* WHAT THE EXERCISE ASKS
Find the line containing "Extract the structured", then output it and every line after it through the end of the listing below, exactly as written.

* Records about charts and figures
# # #

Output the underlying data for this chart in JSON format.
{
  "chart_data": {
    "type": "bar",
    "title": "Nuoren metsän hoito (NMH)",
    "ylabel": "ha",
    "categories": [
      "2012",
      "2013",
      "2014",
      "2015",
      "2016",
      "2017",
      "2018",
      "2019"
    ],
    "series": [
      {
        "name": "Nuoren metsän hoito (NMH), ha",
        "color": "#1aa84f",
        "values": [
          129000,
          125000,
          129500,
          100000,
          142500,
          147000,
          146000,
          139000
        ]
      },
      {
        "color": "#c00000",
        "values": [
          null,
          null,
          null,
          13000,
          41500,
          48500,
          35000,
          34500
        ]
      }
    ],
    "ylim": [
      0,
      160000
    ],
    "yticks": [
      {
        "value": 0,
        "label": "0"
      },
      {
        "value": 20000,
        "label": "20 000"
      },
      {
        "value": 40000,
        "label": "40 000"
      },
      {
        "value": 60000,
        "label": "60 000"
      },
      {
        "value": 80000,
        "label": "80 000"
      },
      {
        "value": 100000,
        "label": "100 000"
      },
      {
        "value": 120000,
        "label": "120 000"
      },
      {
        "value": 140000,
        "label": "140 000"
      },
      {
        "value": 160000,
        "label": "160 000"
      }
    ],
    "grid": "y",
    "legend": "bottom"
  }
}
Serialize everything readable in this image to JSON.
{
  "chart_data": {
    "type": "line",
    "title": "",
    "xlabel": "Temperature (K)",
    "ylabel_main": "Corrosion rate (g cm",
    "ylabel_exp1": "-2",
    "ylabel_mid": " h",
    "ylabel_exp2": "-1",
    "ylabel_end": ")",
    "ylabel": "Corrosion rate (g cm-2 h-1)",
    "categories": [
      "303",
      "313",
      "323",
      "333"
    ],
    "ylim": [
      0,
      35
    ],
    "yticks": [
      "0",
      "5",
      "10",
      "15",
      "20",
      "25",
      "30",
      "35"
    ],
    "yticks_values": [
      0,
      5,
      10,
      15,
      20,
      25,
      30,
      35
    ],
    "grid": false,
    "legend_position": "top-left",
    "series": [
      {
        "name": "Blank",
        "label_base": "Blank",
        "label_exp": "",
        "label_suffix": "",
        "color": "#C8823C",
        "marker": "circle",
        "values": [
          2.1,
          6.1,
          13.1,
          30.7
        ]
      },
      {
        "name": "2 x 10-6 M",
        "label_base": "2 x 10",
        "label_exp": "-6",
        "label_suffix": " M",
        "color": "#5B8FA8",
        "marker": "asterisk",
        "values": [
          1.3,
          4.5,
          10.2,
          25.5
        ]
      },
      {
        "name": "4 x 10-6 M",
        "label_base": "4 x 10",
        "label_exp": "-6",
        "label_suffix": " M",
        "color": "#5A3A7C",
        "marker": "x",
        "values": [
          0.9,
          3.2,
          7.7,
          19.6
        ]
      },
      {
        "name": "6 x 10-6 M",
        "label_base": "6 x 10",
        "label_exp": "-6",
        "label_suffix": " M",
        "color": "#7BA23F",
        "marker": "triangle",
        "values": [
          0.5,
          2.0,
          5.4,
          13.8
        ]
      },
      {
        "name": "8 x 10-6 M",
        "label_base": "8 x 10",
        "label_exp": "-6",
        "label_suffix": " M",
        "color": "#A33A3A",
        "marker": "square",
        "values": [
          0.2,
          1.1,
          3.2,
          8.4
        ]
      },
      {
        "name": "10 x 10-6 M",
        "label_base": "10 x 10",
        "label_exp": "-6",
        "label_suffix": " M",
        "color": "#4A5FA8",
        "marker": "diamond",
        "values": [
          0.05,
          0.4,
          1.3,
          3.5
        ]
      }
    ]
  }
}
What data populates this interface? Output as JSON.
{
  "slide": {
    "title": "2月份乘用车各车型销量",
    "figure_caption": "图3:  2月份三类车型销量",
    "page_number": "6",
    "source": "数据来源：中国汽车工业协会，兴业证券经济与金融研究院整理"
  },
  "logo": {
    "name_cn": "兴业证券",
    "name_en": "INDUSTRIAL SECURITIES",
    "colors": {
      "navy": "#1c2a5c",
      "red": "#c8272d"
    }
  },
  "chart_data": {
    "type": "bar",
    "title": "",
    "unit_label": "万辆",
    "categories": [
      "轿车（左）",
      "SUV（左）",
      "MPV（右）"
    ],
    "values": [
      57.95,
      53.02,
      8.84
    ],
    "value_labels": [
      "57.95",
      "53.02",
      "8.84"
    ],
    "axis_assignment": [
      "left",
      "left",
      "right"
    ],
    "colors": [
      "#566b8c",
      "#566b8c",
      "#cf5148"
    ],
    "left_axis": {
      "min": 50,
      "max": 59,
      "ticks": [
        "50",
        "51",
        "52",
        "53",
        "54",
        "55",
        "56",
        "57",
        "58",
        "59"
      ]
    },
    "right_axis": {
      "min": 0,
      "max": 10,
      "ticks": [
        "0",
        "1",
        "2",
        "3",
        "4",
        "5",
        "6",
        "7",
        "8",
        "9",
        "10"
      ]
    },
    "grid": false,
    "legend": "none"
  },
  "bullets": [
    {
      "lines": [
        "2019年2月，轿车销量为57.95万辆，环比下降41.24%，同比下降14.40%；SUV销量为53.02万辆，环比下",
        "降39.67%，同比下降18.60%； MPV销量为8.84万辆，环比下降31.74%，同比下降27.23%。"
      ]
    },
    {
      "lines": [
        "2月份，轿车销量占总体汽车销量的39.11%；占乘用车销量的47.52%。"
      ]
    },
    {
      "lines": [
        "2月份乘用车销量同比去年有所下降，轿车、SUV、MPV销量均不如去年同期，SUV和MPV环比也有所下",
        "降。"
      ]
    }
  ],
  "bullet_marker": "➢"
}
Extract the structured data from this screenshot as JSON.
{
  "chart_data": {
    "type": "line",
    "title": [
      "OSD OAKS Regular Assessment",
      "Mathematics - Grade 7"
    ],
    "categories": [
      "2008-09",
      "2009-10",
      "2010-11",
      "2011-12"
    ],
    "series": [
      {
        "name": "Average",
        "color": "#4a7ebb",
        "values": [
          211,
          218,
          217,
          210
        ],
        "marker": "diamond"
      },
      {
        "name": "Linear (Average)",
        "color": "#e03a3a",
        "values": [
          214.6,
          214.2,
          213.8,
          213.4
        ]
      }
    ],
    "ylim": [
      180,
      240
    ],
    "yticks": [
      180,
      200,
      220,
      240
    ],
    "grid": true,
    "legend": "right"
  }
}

# # #

* FINISHED EXERCISE
Extract the structured data from this screenshot as JSON.
{
  "chart_data": {
    "type": "line",
    "title": [
      "OSD OAKS Regular Assessment",
      "Mathematics - Grade 7"
    ],
    "categories": [
      "2008-09",
      "2009-10",
      "2010-11",
      "2011-12"
    ],
    "series": [
      {
        "name": "Average",
        "color": "#4a7ebb",
        "values": [
          211,
          218,
          217,
          210
        ],
        "marker": "diamond"
      },
      {
        "name": "Linear (Average)",
        "color": "#e03a3a",
        "values": [
          214.6,
          214.2,
          213.8,
          213.4
        ]
      }
    ],
    "ylim": [
      180,
      240
    ],
    "yticks": [
      180,
      200,
      220,
      240
    ],
    "grid": true,
    "legend": "right"
  }
}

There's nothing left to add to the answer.